Task statement:
In how many lines of the data does the word "Voraussichtliche" appear? Give the number by itself.

Dataset items
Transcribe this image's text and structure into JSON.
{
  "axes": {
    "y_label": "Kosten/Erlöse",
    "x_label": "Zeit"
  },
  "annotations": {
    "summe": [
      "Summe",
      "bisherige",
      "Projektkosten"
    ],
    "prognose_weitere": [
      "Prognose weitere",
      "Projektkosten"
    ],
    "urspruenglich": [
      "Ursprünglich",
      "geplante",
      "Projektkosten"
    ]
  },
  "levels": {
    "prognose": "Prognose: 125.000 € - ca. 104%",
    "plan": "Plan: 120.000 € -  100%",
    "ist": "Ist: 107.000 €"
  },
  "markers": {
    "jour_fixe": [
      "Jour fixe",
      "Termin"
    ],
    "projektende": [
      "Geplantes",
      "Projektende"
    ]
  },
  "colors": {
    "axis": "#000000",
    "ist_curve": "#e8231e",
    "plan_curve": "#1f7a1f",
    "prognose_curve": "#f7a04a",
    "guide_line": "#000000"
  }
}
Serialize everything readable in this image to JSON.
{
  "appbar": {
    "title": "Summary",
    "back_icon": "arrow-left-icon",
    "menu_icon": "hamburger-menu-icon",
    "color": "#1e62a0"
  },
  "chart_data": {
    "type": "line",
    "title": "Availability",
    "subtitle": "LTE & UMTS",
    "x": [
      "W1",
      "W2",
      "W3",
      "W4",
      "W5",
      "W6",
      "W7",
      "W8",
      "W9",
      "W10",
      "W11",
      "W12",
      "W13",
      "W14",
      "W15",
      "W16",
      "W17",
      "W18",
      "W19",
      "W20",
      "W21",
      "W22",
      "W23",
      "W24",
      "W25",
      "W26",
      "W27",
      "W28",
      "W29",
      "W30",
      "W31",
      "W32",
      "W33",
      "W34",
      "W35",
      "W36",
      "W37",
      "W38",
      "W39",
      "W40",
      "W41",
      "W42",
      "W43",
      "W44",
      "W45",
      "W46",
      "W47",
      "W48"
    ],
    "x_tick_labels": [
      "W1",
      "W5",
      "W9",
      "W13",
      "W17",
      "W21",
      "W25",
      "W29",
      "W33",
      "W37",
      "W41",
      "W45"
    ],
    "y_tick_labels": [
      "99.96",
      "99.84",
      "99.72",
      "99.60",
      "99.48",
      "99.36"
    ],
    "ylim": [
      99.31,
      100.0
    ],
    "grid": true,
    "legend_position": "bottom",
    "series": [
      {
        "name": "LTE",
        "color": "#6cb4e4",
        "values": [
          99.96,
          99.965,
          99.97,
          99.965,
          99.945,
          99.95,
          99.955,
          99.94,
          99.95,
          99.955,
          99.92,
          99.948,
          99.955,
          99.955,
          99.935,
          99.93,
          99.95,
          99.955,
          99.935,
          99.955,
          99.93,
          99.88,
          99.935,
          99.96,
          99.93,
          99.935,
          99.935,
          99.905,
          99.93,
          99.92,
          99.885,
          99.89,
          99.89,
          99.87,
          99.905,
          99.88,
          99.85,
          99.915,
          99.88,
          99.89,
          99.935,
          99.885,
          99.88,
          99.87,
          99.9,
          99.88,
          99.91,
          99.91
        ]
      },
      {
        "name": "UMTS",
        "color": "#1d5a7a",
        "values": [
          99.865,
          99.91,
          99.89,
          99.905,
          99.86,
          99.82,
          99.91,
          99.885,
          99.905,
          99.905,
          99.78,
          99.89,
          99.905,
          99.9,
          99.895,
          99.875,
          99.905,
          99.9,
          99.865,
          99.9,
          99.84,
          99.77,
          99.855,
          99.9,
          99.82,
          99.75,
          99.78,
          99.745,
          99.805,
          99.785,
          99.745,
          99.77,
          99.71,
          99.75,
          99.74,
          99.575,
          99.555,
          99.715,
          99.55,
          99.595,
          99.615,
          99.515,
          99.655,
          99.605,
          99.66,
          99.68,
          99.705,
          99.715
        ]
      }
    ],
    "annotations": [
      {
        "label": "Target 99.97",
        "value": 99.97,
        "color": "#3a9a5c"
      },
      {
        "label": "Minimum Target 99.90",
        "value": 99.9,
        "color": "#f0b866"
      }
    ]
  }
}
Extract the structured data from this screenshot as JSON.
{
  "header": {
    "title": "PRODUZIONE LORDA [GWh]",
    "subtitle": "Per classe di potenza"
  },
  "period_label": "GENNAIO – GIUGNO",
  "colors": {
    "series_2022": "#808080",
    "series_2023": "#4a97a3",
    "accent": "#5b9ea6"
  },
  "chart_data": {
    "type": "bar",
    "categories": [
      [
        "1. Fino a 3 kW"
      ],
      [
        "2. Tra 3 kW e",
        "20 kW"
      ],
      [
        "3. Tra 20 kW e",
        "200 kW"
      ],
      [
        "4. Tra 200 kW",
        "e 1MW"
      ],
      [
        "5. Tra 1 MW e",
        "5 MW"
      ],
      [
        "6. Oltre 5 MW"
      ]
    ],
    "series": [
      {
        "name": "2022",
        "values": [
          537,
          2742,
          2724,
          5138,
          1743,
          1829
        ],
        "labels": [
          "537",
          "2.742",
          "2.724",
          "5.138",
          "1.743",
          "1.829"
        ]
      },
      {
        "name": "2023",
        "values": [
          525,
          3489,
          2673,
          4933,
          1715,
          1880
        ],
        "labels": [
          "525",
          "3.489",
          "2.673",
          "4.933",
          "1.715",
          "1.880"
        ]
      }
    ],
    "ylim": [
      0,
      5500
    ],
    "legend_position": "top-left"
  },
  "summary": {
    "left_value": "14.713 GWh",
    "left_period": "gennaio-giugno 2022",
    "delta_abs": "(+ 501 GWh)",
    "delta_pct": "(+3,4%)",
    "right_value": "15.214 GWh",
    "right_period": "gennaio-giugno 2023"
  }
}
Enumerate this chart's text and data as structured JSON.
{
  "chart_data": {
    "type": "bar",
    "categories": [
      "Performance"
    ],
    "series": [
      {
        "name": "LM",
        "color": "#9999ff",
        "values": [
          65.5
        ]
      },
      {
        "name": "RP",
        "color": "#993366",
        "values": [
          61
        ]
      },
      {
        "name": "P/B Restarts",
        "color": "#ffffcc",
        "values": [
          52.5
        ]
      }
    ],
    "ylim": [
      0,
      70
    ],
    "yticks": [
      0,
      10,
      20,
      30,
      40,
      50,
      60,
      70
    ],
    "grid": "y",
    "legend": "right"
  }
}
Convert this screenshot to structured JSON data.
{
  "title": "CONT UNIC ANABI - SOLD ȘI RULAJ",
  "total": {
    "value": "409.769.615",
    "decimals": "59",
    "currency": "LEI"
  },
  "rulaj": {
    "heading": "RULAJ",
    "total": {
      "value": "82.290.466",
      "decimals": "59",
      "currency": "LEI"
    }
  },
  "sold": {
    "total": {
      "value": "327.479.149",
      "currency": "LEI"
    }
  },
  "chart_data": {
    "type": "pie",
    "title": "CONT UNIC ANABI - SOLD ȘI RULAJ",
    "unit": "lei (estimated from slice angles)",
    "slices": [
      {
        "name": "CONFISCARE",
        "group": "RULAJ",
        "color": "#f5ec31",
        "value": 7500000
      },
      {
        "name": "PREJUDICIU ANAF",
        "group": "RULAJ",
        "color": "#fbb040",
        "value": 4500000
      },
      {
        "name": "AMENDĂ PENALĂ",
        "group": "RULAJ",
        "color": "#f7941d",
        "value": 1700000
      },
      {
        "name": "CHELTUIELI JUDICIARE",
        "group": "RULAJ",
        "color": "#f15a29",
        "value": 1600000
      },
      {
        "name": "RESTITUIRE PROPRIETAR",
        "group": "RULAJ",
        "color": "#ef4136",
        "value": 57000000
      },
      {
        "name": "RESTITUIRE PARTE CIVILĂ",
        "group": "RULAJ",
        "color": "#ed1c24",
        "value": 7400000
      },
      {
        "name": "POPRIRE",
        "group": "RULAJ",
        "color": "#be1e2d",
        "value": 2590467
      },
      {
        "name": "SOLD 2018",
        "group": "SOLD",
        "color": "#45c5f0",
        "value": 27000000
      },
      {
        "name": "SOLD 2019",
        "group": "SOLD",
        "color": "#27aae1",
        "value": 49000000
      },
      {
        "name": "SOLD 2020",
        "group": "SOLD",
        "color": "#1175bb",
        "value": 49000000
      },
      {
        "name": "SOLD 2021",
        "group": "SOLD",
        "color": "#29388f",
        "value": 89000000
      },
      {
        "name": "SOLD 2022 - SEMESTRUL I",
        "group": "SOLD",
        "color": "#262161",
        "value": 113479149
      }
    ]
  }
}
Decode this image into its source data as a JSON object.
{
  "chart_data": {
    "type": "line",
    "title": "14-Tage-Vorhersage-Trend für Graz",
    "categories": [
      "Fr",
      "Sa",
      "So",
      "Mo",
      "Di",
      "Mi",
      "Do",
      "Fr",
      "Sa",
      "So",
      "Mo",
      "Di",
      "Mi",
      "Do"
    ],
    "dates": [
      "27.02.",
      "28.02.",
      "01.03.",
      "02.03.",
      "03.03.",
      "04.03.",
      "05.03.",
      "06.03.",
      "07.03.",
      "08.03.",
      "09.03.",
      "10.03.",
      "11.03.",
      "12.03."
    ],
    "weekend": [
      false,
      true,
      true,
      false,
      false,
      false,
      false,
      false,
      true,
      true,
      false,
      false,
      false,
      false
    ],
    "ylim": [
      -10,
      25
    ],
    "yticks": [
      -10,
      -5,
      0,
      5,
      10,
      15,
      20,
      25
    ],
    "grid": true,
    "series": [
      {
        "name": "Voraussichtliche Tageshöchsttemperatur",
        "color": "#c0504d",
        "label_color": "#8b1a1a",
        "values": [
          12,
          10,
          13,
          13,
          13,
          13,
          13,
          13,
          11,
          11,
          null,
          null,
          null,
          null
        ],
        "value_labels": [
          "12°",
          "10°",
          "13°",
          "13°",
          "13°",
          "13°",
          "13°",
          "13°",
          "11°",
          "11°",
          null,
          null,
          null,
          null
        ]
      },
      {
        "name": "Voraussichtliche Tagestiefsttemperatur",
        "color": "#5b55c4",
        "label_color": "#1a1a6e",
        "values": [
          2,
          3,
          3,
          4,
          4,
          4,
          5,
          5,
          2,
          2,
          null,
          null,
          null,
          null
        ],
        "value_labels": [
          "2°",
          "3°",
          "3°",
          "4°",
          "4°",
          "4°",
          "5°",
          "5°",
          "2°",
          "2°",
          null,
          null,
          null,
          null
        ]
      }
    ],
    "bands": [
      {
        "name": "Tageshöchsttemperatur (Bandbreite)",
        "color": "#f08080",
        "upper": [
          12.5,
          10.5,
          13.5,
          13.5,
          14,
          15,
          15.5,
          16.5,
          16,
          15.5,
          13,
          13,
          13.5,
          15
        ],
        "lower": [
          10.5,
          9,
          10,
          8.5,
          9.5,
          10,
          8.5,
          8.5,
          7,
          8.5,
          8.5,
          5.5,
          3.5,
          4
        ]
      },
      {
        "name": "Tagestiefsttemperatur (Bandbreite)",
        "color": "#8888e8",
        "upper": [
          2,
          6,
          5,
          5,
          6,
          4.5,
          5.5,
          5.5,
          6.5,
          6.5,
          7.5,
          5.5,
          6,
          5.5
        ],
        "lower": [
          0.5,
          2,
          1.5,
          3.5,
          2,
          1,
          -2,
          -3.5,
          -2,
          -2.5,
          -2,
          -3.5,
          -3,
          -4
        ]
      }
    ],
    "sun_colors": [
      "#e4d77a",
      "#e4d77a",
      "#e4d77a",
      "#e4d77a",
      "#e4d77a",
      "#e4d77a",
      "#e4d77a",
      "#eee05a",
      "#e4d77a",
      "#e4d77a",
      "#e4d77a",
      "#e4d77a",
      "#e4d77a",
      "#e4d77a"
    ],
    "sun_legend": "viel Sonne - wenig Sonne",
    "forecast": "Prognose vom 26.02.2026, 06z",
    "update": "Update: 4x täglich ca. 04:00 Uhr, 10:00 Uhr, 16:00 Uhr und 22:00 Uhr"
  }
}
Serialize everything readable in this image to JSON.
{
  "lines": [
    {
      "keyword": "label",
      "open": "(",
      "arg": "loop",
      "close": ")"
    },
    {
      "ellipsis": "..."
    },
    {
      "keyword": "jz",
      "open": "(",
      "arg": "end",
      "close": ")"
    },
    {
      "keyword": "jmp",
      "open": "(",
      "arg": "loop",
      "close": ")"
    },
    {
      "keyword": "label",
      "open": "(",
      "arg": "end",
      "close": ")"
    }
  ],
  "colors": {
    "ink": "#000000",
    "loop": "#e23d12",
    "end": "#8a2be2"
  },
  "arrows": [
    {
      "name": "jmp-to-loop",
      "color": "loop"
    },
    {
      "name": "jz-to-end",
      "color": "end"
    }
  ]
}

Written solution:
2